** START OF DATA TO USE **

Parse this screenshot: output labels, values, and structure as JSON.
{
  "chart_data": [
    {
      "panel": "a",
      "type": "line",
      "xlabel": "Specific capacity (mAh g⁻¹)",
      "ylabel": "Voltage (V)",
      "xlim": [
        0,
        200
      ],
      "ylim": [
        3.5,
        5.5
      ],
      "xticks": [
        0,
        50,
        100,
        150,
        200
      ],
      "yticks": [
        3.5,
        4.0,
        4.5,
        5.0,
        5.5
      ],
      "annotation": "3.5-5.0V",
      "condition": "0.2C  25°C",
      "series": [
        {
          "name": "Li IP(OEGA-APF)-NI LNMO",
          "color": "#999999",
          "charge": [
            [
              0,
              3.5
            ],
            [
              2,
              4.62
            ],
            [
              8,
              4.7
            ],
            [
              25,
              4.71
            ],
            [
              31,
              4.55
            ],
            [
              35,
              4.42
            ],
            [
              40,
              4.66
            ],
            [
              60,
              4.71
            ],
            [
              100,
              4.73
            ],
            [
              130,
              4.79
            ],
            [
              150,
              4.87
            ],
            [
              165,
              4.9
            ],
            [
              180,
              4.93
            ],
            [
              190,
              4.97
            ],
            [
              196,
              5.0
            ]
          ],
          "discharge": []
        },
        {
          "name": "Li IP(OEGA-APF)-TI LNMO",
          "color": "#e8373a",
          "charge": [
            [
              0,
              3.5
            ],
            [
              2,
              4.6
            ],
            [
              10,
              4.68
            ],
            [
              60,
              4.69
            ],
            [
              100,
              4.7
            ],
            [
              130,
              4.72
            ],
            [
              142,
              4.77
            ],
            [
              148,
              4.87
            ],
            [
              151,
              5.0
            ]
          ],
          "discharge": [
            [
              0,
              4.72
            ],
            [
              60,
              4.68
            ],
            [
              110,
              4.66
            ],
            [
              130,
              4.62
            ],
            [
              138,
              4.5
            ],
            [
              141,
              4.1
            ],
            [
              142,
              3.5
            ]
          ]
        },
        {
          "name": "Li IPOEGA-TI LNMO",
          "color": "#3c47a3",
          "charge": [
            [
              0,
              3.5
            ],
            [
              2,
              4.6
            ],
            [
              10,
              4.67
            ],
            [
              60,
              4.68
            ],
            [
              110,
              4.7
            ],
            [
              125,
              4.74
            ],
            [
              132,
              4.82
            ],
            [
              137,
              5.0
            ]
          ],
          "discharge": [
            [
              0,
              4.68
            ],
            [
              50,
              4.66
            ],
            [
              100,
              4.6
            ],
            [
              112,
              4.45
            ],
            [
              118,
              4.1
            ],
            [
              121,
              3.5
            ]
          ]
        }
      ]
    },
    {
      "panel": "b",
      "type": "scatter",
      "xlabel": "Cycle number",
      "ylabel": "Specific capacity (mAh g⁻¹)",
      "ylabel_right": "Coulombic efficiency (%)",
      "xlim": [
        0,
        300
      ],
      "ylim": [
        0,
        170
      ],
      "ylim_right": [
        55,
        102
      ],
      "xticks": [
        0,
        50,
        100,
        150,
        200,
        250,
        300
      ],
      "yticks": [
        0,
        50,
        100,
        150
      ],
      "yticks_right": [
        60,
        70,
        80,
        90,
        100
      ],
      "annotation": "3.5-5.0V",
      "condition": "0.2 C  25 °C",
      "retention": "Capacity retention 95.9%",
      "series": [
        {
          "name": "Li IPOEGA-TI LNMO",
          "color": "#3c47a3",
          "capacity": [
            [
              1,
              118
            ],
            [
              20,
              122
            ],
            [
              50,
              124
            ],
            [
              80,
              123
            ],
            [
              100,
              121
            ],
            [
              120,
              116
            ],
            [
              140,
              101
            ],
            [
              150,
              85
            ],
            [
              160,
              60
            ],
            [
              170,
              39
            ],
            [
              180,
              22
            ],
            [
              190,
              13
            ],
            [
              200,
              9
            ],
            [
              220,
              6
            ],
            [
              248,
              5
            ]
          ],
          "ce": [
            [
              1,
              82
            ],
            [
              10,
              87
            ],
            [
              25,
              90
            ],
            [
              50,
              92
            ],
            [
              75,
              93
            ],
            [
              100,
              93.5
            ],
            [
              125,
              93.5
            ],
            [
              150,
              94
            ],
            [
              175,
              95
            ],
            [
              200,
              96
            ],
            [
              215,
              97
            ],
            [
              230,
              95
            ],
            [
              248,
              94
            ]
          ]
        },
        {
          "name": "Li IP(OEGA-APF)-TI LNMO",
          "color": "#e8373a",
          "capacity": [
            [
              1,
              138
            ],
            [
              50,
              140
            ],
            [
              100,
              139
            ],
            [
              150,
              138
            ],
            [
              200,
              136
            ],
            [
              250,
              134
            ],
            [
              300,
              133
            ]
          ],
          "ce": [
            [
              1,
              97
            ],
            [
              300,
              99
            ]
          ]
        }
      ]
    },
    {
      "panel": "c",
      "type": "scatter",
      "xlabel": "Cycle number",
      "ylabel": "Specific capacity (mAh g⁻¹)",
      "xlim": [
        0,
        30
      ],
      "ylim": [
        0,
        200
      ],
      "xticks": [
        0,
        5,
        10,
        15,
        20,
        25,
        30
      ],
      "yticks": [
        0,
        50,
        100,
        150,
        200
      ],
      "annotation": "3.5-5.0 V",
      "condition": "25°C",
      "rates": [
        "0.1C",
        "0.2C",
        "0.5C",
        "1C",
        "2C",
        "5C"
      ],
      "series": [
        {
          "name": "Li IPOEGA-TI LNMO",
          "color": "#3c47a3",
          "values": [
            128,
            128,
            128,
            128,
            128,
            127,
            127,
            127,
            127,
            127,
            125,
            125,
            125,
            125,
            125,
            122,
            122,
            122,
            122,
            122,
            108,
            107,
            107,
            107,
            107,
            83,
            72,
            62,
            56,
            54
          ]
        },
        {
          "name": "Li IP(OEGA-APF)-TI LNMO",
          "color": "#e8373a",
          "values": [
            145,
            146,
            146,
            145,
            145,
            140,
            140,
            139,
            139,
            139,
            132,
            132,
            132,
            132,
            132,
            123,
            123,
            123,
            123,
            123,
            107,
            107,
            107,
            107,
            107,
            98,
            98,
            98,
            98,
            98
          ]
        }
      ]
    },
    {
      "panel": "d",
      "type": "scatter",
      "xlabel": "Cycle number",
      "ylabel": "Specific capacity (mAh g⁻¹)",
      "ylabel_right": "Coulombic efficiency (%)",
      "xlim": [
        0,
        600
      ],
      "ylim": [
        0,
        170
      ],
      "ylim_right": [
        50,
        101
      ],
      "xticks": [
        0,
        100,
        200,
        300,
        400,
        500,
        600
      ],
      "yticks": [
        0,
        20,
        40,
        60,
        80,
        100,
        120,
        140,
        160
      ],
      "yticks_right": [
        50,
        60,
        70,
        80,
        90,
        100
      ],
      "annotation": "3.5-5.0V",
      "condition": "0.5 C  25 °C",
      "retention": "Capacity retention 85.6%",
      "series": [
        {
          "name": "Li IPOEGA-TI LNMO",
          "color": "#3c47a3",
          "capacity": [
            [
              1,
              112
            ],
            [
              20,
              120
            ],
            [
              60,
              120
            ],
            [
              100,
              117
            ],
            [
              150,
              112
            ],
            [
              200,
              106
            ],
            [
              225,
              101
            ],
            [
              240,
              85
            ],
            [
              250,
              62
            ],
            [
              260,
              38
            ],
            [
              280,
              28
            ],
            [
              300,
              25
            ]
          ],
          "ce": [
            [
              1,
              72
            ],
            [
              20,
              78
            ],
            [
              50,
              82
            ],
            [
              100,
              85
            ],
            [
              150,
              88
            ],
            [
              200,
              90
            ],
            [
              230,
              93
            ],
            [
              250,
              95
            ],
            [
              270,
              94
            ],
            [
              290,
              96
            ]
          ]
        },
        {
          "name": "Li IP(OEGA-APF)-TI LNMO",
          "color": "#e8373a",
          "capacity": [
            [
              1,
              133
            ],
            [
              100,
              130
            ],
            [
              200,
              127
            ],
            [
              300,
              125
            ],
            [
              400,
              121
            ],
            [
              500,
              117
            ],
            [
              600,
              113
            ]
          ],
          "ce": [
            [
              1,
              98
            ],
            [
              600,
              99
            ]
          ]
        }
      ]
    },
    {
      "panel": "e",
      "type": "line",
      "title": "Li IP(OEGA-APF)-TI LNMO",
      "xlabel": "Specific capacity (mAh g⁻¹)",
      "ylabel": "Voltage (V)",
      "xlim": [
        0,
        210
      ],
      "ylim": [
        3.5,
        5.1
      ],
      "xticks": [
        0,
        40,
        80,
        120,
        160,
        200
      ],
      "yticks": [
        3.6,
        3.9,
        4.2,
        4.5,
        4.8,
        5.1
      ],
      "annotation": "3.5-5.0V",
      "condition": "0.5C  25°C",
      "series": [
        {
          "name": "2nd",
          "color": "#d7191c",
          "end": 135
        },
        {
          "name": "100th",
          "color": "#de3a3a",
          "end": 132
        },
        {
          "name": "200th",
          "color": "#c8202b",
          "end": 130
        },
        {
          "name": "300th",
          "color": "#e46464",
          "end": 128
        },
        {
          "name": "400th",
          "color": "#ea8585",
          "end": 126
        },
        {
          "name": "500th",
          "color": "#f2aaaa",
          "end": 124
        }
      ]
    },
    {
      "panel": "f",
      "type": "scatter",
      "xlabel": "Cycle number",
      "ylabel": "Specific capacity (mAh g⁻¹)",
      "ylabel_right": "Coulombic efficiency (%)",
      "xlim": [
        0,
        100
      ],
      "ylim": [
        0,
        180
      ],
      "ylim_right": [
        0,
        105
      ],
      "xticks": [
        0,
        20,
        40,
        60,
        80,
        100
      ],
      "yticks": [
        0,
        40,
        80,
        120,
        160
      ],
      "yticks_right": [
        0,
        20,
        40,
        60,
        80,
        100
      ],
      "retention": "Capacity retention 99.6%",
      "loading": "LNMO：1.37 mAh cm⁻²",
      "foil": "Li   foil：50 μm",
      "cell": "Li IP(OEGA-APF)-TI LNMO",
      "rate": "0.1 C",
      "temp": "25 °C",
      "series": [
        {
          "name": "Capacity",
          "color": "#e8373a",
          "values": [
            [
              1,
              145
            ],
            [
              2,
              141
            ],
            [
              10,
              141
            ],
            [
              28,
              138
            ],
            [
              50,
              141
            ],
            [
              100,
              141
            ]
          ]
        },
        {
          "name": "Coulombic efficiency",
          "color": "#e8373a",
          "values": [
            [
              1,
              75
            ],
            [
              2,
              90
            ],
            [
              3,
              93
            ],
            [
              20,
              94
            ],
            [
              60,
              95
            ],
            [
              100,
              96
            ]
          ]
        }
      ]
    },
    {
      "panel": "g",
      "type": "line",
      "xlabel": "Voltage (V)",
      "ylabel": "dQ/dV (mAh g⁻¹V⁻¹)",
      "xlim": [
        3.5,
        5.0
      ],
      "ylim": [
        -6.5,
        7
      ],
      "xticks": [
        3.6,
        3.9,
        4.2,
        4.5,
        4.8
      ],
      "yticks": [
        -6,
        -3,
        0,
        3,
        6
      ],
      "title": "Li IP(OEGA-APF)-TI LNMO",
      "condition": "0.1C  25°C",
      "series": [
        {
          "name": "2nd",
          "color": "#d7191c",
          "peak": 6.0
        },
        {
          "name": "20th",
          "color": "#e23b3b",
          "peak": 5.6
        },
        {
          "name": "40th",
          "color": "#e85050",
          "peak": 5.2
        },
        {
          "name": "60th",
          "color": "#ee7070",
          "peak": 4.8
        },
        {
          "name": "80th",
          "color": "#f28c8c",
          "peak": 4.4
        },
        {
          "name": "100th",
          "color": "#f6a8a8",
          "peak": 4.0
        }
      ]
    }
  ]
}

** END OF DATA TO USE **

> **PROBLEM DETAILS**
Take each line of the material that contains the word "panel" and list it.

> **COMPLETED TASK**
      "panel": "a",
      "panel": "b",
      "panel": "c",
      "panel": "d",
      "panel": "e",
      "panel": "f",
      "panel": "g",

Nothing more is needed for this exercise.